═══ THE RECORDS

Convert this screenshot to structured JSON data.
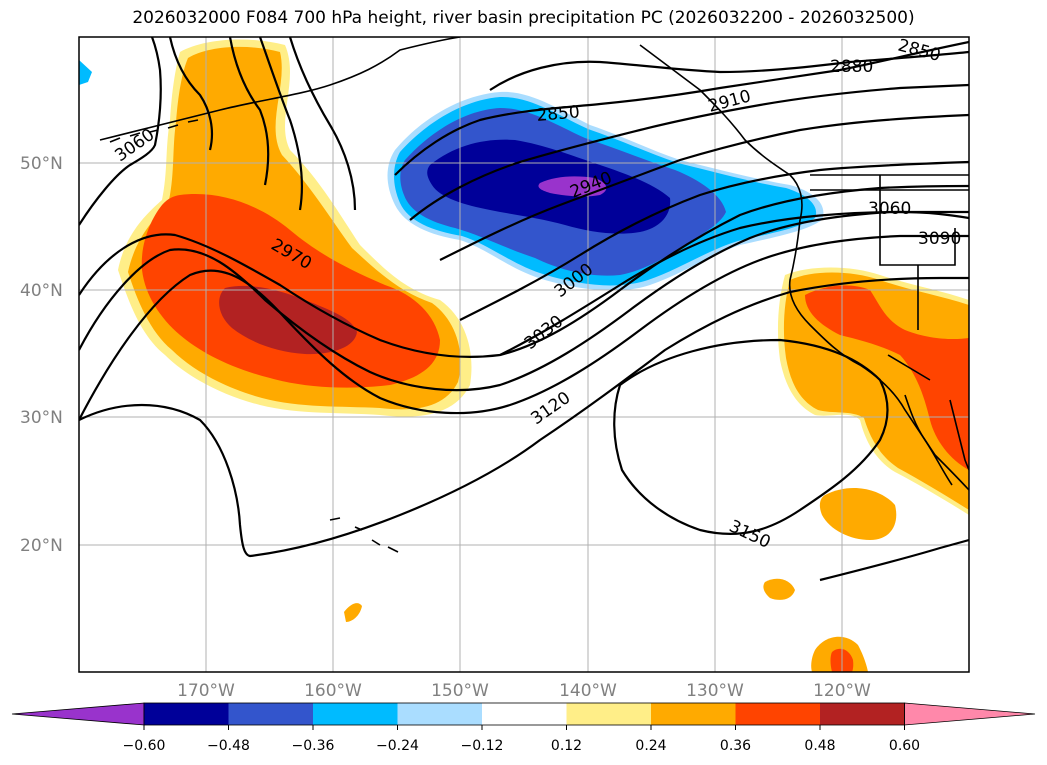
{
  "title": "2026032000 F084 700 hPa height, river basin precipitation PC (2026032200 - 2026032500)",
  "map": {
    "projection": "cylindrical",
    "lon_range": [
      -180,
      -110
    ],
    "lat_range": [
      10,
      60
    ],
    "lat_ticks": [
      {
        "value": 50,
        "label": "50°N"
      },
      {
        "value": 40,
        "label": "40°N"
      },
      {
        "value": 30,
        "label": "30°N"
      },
      {
        "value": 20,
        "label": "20°N"
      }
    ],
    "lon_ticks": [
      {
        "value": -170,
        "label": "170°W"
      },
      {
        "value": -160,
        "label": "160°W"
      },
      {
        "value": -150,
        "label": "150°W"
      },
      {
        "value": -140,
        "label": "140°W"
      },
      {
        "value": -130,
        "label": "130°W"
      },
      {
        "value": -120,
        "label": "120°W"
      }
    ],
    "grid_color": "#b0b0b0",
    "contour_labels": [
      "3060",
      "2970",
      "2850",
      "2940",
      "3000",
      "3030",
      "3120",
      "2880",
      "2910",
      "2850",
      "3060",
      "3090",
      "3150"
    ]
  },
  "colorbar": {
    "colors": [
      "#9933cc",
      "#000099",
      "#3355cc",
      "#00bbff",
      "#aaddff",
      "#ffffff",
      "#ffee88",
      "#ffaa00",
      "#ff4400",
      "#b22222",
      "#ff88aa"
    ],
    "tick_labels": [
      "−0.60",
      "−0.48",
      "−0.36",
      "−0.24",
      "−0.12",
      "0.12",
      "0.24",
      "0.36",
      "0.48",
      "0.60"
    ]
  },
  "chart_data": {
    "type": "heatmap",
    "title": "2026032000 F084 700 hPa height, river basin precipitation PC (2026032200 - 2026032500)",
    "variable_fill": "river basin precipitation PC",
    "variable_contour": "700 hPa height",
    "contour_levels": [
      2850,
      2880,
      2910,
      2940,
      2970,
      3000,
      3030,
      3060,
      3090,
      3120,
      3150
    ],
    "colorbar_levels": [
      -0.6,
      -0.48,
      -0.36,
      -0.24,
      -0.12,
      0.12,
      0.24,
      0.36,
      0.48,
      0.6
    ],
    "xlim": [
      -180,
      -110
    ],
    "ylim": [
      10,
      60
    ]
  }
}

══════

DIRECTIONS | Output the material word for word, omitting its pictures.

CORRECT RESPONSE |
Convert this screenshot to structured JSON data.
{
  "title": "2026032000 F084 700 hPa height, river basin precipitation PC (2026032200 - 2026032500)",
  "map": {
    "projection": "cylindrical",
    "lon_range": [
      -180,
      -110
    ],
    "lat_range": [
      10,
      60
    ],
    "lat_ticks": [
      {
        "value": 50,
        "label": "50°N"
      },
      {
        "value": 40,
        "label": "40°N"
      },
      {
        "value": 30,
        "label": "30°N"
      },
      {
        "value": 20,
        "label": "20°N"
      }
    ],
    "lon_ticks": [
      {
        "value": -170,
        "label": "170°W"
      },
      {
        "value": -160,
        "label": "160°W"
      },
      {
        "value": -150,
        "label": "150°W"
      },
      {
        "value": -140,
        "label": "140°W"
      },
      {
        "value": -130,
        "label": "130°W"
      },
      {
        "value": -120,
        "label": "120°W"
      }
    ],
    "grid_color": "#b0b0b0",
    "contour_labels": [
      "3060",
      "2970",
      "2850",
      "2940",
      "3000",
      "3030",
      "3120",
      "2880",
      "2910",
      "2850",
      "3060",
      "3090",
      "3150"
    ]
  },
  "colorbar": {
    "colors": [
      "#9933cc",
      "#000099",
      "#3355cc",
      "#00bbff",
      "#aaddff",
      "#ffffff",
      "#ffee88",
      "#ffaa00",
      "#ff4400",
      "#b22222",
      "#ff88aa"
    ],
    "tick_labels": [
      "−0.60",
      "−0.48",
      "−0.36",
      "−0.24",
      "−0.12",
      "0.12",
      "0.24",
      "0.36",
      "0.48",
      "0.60"
    ]
  },
  "chart_data": {
    "type": "heatmap",
    "title": "2026032000 F084 700 hPa height, river basin precipitation PC (2026032200 - 2026032500)",
    "variable_fill": "river basin precipitation PC",
    "variable_contour": "700 hPa height",
    "contour_levels": [
      2850,
      2880,
      2910,
      2940,
      2970,
      3000,
      3030,
      3060,
      3090,
      3120,
      3150
    ],
    "colorbar_levels": [
      -0.6,
      -0.48,
      -0.36,
      -0.24,
      -0.12,
      0.12,
      0.24,
      0.36,
      0.48,
      0.6
    ],
    "xlim": [
      -180,
      -110
    ],
    "ylim": [
      10,
      60
    ]
  }
}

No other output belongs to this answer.